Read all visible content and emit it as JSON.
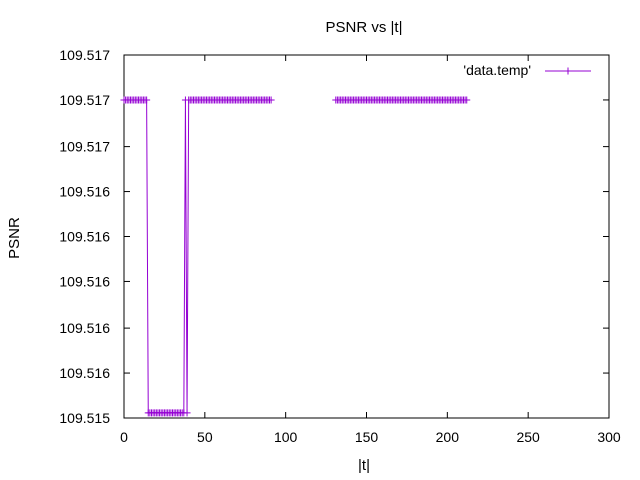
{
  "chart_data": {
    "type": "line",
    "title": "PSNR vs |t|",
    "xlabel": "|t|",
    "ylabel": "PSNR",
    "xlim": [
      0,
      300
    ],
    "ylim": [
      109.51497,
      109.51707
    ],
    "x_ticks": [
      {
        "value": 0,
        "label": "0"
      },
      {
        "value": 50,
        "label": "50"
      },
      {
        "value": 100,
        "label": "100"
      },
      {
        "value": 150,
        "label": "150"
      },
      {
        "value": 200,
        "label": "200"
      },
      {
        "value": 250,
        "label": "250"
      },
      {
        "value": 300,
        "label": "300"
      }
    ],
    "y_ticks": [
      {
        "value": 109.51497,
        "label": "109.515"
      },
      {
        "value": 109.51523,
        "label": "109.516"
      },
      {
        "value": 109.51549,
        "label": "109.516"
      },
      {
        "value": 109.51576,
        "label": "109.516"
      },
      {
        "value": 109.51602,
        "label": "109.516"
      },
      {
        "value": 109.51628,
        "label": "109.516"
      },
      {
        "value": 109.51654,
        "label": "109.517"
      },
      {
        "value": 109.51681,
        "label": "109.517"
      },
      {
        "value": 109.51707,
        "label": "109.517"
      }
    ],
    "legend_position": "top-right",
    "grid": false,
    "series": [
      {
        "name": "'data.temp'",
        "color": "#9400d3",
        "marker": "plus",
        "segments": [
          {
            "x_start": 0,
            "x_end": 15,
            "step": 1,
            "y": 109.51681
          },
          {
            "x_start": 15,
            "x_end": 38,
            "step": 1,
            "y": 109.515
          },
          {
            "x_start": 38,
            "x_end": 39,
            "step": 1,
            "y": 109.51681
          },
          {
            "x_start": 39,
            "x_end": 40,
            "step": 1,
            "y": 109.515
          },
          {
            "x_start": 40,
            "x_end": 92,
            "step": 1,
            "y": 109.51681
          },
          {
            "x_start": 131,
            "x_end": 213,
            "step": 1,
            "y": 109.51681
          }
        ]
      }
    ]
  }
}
● ● ● ● ●
Request: Transcribe the listing above verbatim. Omit the pictures.

Problem solution:
Read all visible content and emit it as JSON.
{
  "chart_data": {
    "type": "line",
    "title": "PSNR vs |t|",
    "xlabel": "|t|",
    "ylabel": "PSNR",
    "xlim": [
      0,
      300
    ],
    "ylim": [
      109.51497,
      109.51707
    ],
    "x_ticks": [
      {
        "value": 0,
        "label": "0"
      },
      {
        "value": 50,
        "label": "50"
      },
      {
        "value": 100,
        "label": "100"
      },
      {
        "value": 150,
        "label": "150"
      },
      {
        "value": 200,
        "label": "200"
      },
      {
        "value": 250,
        "label": "250"
      },
      {
        "value": 300,
        "label": "300"
      }
    ],
    "y_ticks": [
      {
        "value": 109.51497,
        "label": "109.515"
      },
      {
        "value": 109.51523,
        "label": "109.516"
      },
      {
        "value": 109.51549,
        "label": "109.516"
      },
      {
        "value": 109.51576,
        "label": "109.516"
      },
      {
        "value": 109.51602,
        "label": "109.516"
      },
      {
        "value": 109.51628,
        "label": "109.516"
      },
      {
        "value": 109.51654,
        "label": "109.517"
      },
      {
        "value": 109.51681,
        "label": "109.517"
      },
      {
        "value": 109.51707,
        "label": "109.517"
      }
    ],
    "legend_position": "top-right",
    "grid": false,
    "series": [
      {
        "name": "'data.temp'",
        "color": "#9400d3",
        "marker": "plus",
        "segments": [
          {
            "x_start": 0,
            "x_end": 15,
            "step": 1,
            "y": 109.51681
          },
          {
            "x_start": 15,
            "x_end": 38,
            "step": 1,
            "y": 109.515
          },
          {
            "x_start": 38,
            "x_end": 39,
            "step": 1,
            "y": 109.51681
          },
          {
            "x_start": 39,
            "x_end": 40,
            "step": 1,
            "y": 109.515
          },
          {
            "x_start": 40,
            "x_end": 92,
            "step": 1,
            "y": 109.51681
          },
          {
            "x_start": 131,
            "x_end": 213,
            "step": 1,
            "y": 109.51681
          }
        ]
      }
    ]
  }
}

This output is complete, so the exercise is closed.